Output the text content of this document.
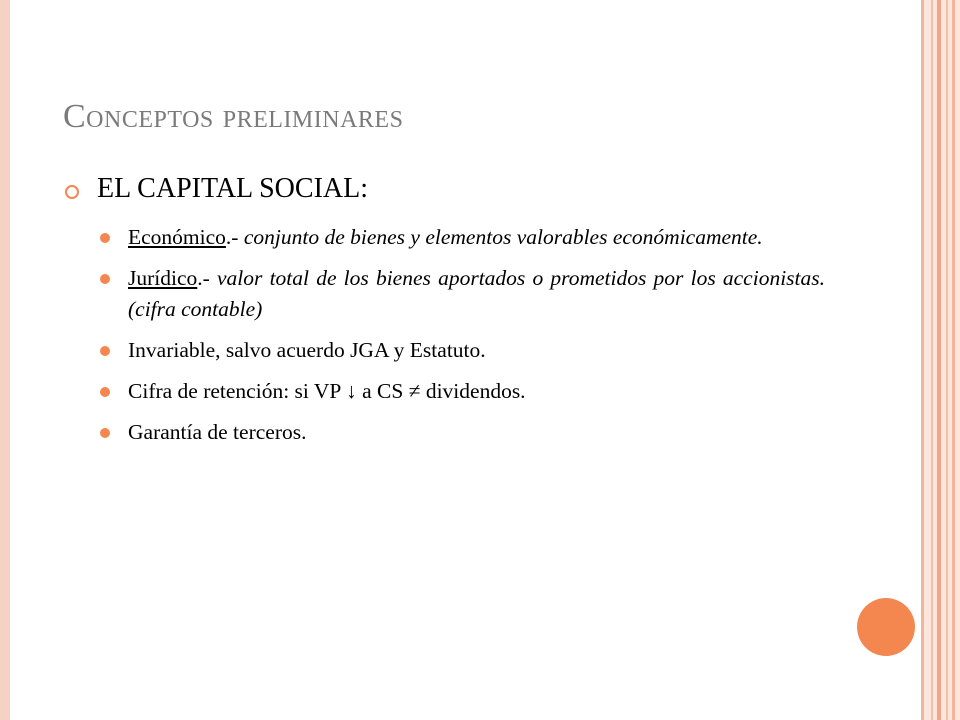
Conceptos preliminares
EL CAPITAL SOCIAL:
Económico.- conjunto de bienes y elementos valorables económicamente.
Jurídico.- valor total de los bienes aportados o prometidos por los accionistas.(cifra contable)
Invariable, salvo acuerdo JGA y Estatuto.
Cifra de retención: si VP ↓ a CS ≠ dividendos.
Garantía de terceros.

...

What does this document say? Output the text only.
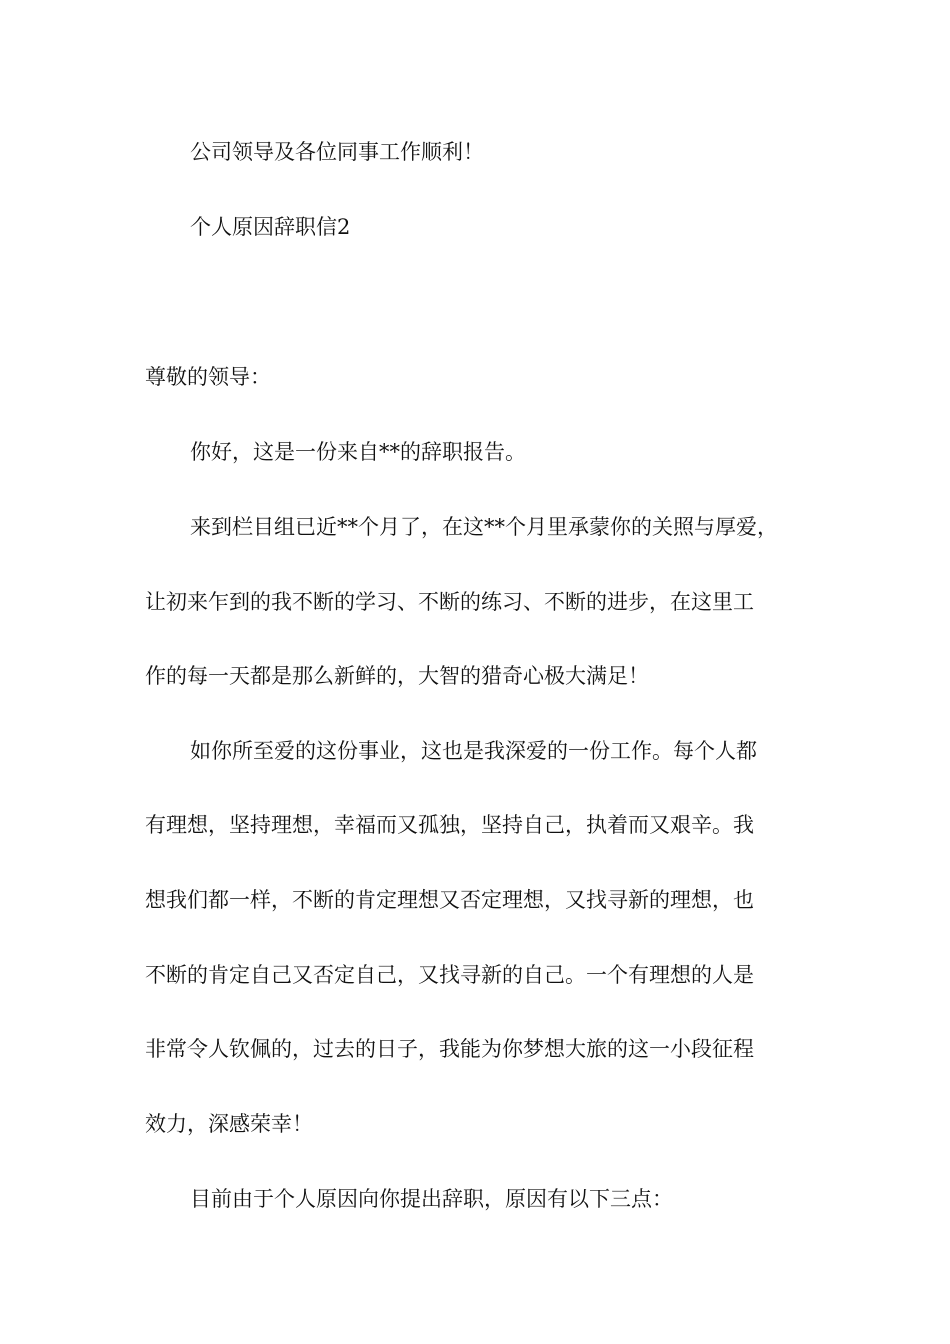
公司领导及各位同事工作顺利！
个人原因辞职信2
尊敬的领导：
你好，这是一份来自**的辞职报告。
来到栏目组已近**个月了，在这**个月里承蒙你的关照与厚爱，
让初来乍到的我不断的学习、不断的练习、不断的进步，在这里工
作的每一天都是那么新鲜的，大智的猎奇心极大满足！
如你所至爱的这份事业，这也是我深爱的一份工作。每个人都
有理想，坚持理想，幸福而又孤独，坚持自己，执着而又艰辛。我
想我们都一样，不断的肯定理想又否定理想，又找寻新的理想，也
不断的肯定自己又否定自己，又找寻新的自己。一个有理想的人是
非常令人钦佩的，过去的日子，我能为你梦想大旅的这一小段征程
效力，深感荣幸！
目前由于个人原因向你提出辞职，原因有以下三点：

Exercise: Of the lines in the records, how many contain the word "text"? Answer with the number and nothing else.

Exercise output: 2